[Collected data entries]
•••

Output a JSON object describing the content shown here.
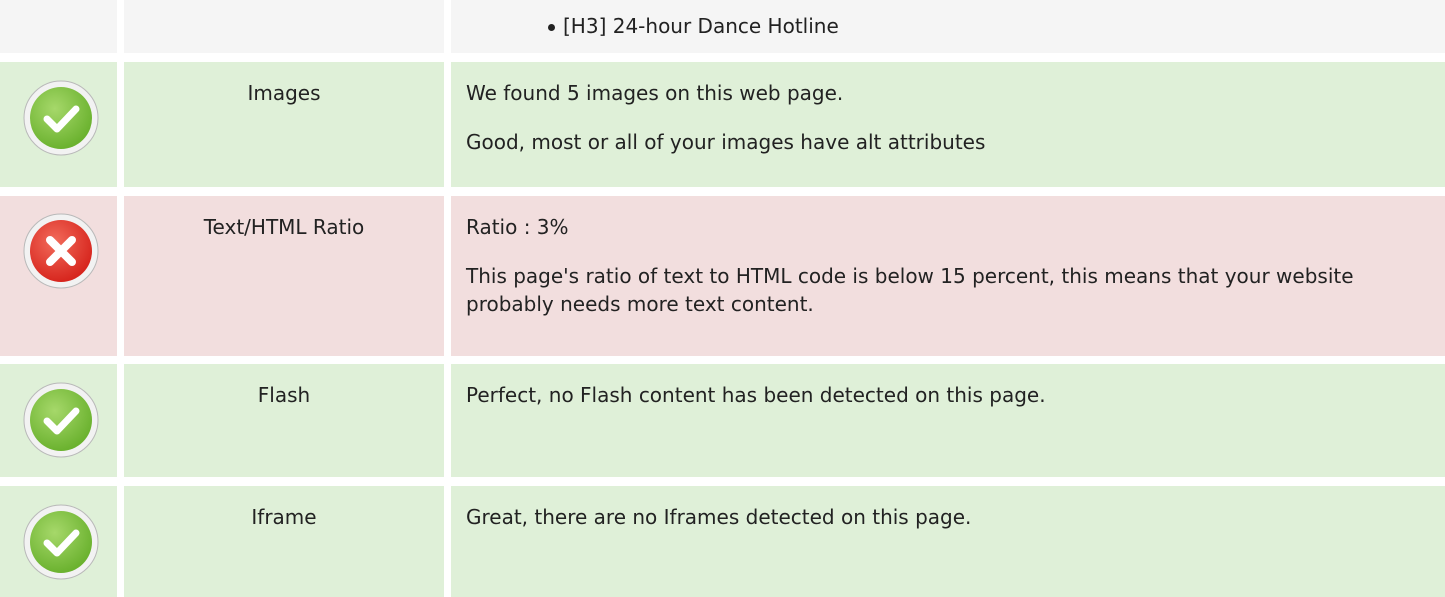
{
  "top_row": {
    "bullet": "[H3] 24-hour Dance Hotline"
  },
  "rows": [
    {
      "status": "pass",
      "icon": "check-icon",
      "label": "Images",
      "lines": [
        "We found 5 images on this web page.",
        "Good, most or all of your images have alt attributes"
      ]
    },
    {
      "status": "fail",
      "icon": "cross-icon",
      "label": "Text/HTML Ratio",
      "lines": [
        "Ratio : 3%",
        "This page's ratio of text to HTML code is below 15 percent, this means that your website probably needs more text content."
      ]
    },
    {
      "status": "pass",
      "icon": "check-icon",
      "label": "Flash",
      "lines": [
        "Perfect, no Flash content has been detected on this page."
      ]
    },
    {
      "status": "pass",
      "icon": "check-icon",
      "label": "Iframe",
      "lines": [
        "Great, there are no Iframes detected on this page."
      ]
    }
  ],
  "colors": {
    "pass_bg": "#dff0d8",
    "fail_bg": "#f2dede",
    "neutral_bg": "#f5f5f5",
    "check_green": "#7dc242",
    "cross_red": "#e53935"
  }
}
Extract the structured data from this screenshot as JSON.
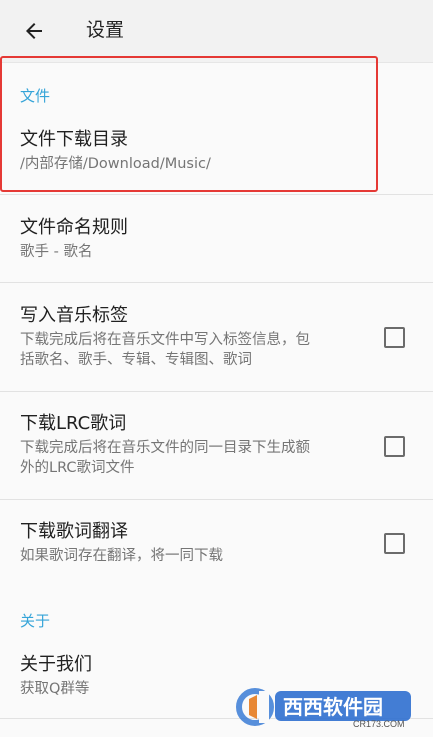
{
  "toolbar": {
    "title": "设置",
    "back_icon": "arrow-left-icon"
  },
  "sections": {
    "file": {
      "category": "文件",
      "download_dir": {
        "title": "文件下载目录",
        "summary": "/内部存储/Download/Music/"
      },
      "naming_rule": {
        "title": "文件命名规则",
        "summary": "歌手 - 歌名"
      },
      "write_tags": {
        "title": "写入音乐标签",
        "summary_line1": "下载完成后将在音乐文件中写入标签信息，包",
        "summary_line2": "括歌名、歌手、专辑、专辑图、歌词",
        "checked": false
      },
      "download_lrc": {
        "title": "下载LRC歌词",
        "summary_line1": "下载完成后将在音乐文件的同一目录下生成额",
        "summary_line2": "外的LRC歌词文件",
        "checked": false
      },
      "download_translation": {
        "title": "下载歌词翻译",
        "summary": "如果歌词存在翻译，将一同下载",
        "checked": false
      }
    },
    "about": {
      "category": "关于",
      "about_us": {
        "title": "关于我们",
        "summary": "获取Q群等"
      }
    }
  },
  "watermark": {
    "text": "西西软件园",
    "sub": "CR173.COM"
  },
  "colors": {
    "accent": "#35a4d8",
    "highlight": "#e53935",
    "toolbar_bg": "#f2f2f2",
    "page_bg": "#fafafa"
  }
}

•••

● **Description of the task**: Make an exact copy of every entry above, minus the images.

● **Problem solution**:
Output a JSON object describing the content shown here.
{
  "top_row": {
    "bullet": "[H3] 24-hour Dance Hotline"
  },
  "rows": [
    {
      "status": "pass",
      "icon": "check-icon",
      "label": "Images",
      "lines": [
        "We found 5 images on this web page.",
        "Good, most or all of your images have alt attributes"
      ]
    },
    {
      "status": "fail",
      "icon": "cross-icon",
      "label": "Text/HTML Ratio",
      "lines": [
        "Ratio : 3%",
        "This page's ratio of text to HTML code is below 15 percent, this means that your website probably needs more text content."
      ]
    },
    {
      "status": "pass",
      "icon": "check-icon",
      "label": "Flash",
      "lines": [
        "Perfect, no Flash content has been detected on this page."
      ]
    },
    {
      "status": "pass",
      "icon": "check-icon",
      "label": "Iframe",
      "lines": [
        "Great, there are no Iframes detected on this page."
      ]
    }
  ],
  "colors": {
    "pass_bg": "#dff0d8",
    "fail_bg": "#f2dede",
    "neutral_bg": "#f5f5f5",
    "check_green": "#7dc242",
    "cross_red": "#e53935"
  }
}
Extract the structured data from this screenshot as JSON.
{
  "toolbar": {
    "title": "设置",
    "back_icon": "arrow-left-icon"
  },
  "sections": {
    "file": {
      "category": "文件",
      "download_dir": {
        "title": "文件下载目录",
        "summary": "/内部存储/Download/Music/"
      },
      "naming_rule": {
        "title": "文件命名规则",
        "summary": "歌手 - 歌名"
      },
      "write_tags": {
        "title": "写入音乐标签",
        "summary_line1": "下载完成后将在音乐文件中写入标签信息，包",
        "summary_line2": "括歌名、歌手、专辑、专辑图、歌词",
        "checked": false
      },
      "download_lrc": {
        "title": "下载LRC歌词",
        "summary_line1": "下载完成后将在音乐文件的同一目录下生成额",
        "summary_line2": "外的LRC歌词文件",
        "checked": false
      },
      "download_translation": {
        "title": "下载歌词翻译",
        "summary": "如果歌词存在翻译，将一同下载",
        "checked": false
      }
    },
    "about": {
      "category": "关于",
      "about_us": {
        "title": "关于我们",
        "summary": "获取Q群等"
      }
    }
  },
  "watermark": {
    "text": "西西软件园",
    "sub": "CR173.COM"
  },
  "colors": {
    "accent": "#35a4d8",
    "highlight": "#e53935",
    "toolbar_bg": "#f2f2f2",
    "page_bg": "#fafafa"
  }
}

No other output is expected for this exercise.